#### [THINGS TO DO]
(1) Extract the passage of the soccer player profile starting at "Youth career" and ending at "JAX / 3 / (0)", copying it word for word.
(2) Continue the profile of the Canadian soccer player from the point where it stops.

#### [SELECTED EXCERPT]
Mélina Descary

Personal information
- Full name: Mélina Descary
- Date of birth: 23 February 2004 (age 22)
- Place of birth: Greenfield Park, Quebec, Canada
- Height: 5 ft 7 in (1.70 m)
- Position: Midfielder

Team information
- Current team: Sporting JAX
- Number: 18

Youth career
- AS Brossard
- FC Laval

College career
- Years: Team / Apps / (Gls)
- 2022: Florida State Seminoles / 10 / (0)
- 2023–2025: South Alabama Jaguars / 56 / (3)

Senior career*
- Years: Team / Apps / (Gls)
- 2023: Eagle FC / – / (–)
- 2026–: Sporting JAX / 3 / (0)

= Mélina Descary =

Canadian soccer player (born 2004)

Mélina Descary (born 23 February 2004) is a Canadian professional soccer player who plays as a midfielder for USL Super League club Sporting JAX. She played college soccer in the United States for the Florida State Seminoles and the South Alabama Jaguars.

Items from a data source
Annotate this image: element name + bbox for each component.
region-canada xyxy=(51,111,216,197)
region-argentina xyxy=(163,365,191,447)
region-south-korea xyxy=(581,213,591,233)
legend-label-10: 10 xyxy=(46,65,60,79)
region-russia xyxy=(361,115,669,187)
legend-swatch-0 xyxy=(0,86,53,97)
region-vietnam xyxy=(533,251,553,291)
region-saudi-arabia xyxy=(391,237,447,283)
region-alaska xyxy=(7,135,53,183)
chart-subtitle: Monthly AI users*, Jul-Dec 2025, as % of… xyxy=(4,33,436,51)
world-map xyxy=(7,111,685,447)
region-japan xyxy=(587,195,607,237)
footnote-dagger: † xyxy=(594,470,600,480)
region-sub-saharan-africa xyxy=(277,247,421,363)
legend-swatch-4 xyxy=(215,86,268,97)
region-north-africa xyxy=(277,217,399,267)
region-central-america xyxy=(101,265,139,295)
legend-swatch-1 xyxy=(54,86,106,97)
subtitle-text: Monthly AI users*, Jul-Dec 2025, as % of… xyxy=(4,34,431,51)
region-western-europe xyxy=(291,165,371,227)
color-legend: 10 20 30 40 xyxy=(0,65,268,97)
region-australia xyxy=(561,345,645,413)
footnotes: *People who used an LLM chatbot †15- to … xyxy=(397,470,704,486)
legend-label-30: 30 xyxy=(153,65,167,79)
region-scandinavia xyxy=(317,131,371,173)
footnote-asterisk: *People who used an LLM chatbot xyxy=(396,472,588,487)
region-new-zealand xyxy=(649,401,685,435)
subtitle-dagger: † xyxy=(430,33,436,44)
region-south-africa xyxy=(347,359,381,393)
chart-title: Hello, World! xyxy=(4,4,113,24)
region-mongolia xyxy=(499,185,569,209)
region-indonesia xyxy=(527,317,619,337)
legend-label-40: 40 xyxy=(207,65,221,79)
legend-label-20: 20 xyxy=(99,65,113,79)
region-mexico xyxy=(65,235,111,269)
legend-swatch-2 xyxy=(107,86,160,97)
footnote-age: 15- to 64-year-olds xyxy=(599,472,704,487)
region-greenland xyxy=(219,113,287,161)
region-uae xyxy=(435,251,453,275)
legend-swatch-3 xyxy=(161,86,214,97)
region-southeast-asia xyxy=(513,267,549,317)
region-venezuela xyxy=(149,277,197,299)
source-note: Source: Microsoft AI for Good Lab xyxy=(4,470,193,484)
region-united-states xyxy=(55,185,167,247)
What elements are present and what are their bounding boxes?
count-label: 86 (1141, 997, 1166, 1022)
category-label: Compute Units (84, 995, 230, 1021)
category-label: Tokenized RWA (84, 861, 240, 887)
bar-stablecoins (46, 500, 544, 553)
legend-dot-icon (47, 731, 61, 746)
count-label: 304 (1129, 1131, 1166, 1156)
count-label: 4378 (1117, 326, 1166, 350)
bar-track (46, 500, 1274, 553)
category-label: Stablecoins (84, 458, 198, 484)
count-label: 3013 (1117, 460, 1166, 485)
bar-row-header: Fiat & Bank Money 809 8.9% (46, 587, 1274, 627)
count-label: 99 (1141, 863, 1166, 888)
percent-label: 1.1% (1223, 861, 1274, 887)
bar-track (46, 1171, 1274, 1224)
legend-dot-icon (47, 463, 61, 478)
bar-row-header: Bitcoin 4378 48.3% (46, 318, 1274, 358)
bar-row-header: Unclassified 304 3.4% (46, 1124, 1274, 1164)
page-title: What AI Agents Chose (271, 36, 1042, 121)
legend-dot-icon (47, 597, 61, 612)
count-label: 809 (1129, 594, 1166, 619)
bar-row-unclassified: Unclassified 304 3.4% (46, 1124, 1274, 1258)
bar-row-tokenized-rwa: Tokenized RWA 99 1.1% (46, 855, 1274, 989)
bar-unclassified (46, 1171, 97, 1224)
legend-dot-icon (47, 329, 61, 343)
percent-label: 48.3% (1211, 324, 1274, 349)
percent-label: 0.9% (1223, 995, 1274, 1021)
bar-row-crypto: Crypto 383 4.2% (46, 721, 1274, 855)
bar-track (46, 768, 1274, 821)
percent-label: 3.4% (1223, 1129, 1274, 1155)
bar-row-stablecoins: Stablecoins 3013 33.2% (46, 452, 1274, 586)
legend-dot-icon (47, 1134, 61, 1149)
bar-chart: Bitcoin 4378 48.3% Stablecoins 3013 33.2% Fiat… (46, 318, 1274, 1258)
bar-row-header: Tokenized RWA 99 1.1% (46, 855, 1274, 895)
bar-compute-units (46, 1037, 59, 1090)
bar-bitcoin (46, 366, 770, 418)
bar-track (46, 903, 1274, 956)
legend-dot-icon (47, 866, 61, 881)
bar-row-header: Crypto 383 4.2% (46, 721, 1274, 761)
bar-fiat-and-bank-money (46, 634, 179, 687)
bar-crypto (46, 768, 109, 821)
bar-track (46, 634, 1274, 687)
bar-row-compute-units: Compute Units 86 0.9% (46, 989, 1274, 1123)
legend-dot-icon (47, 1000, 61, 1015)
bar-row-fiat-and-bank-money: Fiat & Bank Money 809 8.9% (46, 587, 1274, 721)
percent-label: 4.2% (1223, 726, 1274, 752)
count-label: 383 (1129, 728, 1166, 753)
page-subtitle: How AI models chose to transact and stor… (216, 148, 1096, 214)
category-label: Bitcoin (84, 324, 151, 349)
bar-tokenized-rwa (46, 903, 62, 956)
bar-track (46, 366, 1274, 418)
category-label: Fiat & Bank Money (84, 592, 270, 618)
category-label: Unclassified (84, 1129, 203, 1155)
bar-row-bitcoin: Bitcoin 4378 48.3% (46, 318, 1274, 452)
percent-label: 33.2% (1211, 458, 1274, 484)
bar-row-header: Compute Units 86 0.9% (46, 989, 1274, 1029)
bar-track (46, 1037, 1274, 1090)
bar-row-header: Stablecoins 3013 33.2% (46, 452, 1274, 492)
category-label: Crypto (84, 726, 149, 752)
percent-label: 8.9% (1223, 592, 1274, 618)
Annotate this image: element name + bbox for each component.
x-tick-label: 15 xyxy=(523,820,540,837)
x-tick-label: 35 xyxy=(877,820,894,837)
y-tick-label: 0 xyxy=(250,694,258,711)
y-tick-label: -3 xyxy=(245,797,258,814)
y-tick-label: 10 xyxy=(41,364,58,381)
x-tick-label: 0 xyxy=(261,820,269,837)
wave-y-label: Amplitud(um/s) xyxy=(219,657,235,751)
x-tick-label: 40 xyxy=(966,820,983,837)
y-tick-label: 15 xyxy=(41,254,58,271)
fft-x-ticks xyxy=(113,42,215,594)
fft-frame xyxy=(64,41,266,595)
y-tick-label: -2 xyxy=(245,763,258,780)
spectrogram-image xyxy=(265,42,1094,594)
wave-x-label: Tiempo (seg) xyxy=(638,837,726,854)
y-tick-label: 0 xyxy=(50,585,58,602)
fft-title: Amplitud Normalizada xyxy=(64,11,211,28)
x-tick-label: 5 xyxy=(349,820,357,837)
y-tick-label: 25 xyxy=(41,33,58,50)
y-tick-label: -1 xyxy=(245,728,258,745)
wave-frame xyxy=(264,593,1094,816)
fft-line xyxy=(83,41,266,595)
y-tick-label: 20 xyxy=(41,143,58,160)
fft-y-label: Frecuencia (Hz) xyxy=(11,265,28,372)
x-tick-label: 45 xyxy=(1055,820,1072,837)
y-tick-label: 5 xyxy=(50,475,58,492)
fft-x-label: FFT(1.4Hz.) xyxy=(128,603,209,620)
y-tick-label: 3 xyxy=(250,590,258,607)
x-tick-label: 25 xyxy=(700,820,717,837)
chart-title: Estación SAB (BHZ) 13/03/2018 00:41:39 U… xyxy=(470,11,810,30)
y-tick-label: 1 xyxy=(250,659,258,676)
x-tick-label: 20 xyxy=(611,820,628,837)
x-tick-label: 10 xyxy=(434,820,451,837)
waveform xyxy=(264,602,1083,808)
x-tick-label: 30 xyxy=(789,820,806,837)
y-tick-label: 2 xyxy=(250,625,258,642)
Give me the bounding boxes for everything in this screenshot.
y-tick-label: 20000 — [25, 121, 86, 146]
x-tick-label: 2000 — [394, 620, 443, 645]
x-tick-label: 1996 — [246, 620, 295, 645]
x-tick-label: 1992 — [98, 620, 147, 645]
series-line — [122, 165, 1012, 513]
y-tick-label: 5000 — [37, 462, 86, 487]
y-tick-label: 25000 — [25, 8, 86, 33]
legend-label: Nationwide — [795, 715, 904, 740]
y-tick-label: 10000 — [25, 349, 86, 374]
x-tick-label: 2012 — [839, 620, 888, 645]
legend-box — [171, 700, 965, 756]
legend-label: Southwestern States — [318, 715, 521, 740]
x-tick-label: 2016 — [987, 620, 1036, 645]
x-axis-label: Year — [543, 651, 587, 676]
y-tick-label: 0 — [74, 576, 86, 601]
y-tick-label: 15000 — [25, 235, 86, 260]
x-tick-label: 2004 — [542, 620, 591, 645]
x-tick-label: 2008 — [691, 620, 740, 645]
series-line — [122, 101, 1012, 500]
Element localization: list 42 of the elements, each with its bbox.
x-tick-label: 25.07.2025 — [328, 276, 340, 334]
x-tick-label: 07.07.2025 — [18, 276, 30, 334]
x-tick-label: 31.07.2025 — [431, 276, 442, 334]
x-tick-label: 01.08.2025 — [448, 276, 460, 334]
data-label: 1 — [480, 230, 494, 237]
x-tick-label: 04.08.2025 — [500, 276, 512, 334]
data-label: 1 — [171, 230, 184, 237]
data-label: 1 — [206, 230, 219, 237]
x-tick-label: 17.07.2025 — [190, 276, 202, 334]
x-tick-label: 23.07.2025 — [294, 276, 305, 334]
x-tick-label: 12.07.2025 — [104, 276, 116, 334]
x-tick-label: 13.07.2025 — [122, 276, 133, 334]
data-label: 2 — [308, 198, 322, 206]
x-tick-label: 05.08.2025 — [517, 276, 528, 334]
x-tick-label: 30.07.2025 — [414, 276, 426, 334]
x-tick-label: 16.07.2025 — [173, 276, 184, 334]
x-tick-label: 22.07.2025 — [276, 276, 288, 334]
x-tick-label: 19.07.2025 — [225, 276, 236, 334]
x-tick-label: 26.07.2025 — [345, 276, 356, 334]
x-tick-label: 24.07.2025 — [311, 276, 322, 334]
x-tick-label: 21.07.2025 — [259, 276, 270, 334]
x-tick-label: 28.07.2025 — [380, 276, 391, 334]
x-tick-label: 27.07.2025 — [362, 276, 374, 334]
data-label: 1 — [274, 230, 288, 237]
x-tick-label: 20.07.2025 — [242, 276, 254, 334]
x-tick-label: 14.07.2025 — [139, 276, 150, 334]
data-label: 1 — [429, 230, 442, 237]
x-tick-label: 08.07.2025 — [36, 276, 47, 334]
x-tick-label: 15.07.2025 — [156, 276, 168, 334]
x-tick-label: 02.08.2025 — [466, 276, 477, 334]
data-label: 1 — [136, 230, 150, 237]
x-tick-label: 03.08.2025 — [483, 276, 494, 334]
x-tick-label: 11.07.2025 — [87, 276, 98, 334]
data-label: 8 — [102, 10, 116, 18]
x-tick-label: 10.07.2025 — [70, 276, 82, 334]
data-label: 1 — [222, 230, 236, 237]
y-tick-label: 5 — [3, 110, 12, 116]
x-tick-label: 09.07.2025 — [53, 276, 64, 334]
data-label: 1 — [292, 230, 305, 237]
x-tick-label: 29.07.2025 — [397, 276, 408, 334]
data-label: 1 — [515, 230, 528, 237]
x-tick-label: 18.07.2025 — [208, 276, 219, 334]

#### [RESPONSES FOR EACH TASK]
(1)
Youth career
- AS Brossard
- FC Laval

College career
- Years: Team / Apps / (Gls)
- 2022: Florida State Seminoles / 10 / (0)
- 2023–2025: South Alabama Jaguars / 56 / (3)

Senior career*
- Years: Team / Apps / (Gls)
- 2023: Eagle FC / – / (–)
- 2026–: Sporting JAX / 3 / (0)

(2)
== Early life ==
Born in Greenfield Park, Quebec, Descary grew up in Candiac, a suburb of Montreal. She received a secondary school education at Mortagne High School in Boucherville. She also spent a short stint studying at Champlain College Saint-Lambert to complete the mandatory twelve years of education required for acceptance to a college in the United States. In October 2021, Descary was one of five denizens of her hometown to be inducted into the Order of Candiac.

Descary started playing soccer at the age of four and soon began to play with more advanced age groups. Descary eventually joined AS Brossard's AAA team, where she earned two annual club MVP awards and was named Brossard's 2020 Ballon d'Or recipient. In 2019, she helped Brossard win a league title and earn a silver medal at the national championships in Edmonton. She also trained at the Canada National High Performance Centre and spent two years with FC Laval.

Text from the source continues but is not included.